====== Input data ======

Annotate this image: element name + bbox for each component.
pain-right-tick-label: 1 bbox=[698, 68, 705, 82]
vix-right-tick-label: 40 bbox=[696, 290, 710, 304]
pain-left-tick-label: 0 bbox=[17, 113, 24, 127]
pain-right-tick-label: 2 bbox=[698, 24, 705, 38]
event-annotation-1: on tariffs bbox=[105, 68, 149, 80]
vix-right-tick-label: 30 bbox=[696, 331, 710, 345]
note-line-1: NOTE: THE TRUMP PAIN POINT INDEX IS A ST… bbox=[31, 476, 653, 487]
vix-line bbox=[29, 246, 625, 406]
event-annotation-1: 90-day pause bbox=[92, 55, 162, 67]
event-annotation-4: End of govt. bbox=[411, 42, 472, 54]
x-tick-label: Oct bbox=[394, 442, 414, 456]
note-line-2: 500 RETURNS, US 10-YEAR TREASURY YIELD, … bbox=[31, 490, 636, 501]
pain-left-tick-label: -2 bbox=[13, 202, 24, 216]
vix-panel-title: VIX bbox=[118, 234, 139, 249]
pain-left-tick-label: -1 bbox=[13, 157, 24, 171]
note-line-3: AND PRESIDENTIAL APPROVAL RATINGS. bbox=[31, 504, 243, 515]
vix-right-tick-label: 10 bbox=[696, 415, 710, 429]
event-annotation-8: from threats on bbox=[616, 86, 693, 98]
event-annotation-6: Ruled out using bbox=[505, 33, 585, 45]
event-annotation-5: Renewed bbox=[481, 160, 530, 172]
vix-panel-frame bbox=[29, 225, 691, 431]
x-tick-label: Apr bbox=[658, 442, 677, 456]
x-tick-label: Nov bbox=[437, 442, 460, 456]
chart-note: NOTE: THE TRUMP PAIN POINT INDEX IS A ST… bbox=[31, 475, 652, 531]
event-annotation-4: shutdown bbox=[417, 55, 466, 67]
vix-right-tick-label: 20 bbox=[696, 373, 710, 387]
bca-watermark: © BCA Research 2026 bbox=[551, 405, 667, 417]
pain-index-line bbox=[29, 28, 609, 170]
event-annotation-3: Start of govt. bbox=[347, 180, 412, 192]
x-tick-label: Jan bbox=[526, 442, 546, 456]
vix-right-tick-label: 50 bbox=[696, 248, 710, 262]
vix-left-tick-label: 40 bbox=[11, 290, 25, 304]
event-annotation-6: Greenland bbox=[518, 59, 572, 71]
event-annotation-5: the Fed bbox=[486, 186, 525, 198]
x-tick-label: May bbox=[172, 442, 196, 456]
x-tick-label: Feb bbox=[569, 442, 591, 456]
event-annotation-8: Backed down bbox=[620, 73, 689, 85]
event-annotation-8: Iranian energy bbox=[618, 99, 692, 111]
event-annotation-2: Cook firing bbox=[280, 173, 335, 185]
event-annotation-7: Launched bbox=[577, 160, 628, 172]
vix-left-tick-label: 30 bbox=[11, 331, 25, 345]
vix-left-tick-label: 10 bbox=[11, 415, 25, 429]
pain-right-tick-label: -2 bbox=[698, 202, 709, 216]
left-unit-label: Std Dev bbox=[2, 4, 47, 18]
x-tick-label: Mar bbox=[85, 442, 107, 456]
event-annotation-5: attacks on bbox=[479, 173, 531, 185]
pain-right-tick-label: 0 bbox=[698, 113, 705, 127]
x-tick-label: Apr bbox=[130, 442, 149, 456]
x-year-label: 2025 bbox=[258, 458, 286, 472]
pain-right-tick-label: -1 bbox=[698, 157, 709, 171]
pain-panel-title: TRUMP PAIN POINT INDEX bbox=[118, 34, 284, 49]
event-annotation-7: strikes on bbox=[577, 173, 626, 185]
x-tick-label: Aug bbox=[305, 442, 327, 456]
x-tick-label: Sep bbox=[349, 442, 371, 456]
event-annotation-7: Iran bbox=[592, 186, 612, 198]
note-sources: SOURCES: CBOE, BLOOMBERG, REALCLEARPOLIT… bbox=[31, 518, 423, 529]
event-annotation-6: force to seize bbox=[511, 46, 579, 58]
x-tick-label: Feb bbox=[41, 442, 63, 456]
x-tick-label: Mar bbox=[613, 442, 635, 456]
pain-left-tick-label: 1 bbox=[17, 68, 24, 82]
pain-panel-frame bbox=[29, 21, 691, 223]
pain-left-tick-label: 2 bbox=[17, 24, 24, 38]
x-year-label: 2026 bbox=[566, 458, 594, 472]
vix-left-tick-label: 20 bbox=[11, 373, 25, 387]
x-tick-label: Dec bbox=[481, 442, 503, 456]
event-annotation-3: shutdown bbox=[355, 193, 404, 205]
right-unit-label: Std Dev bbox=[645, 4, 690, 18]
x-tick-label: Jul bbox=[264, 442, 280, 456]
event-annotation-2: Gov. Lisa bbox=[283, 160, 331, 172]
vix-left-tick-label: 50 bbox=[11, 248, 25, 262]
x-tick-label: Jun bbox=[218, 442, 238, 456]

======

# [Task instructions]
Copy the rows word for word, from the first row through the row containing "vix-line bbox=[29, 246, 625, 406]", including that row.

# [Exercise response]
Annotate this image: element name + bbox for each component.
pain-right-tick-label: 1 bbox=[698, 68, 705, 82]
vix-right-tick-label: 40 bbox=[696, 290, 710, 304]
pain-left-tick-label: 0 bbox=[17, 113, 24, 127]
pain-right-tick-label: 2 bbox=[698, 24, 705, 38]
event-annotation-1: on tariffs bbox=[105, 68, 149, 80]
vix-right-tick-label: 30 bbox=[696, 331, 710, 345]
note-line-1: NOTE: THE TRUMP PAIN POINT INDEX IS A ST… bbox=[31, 476, 653, 487]
vix-line bbox=[29, 246, 625, 406]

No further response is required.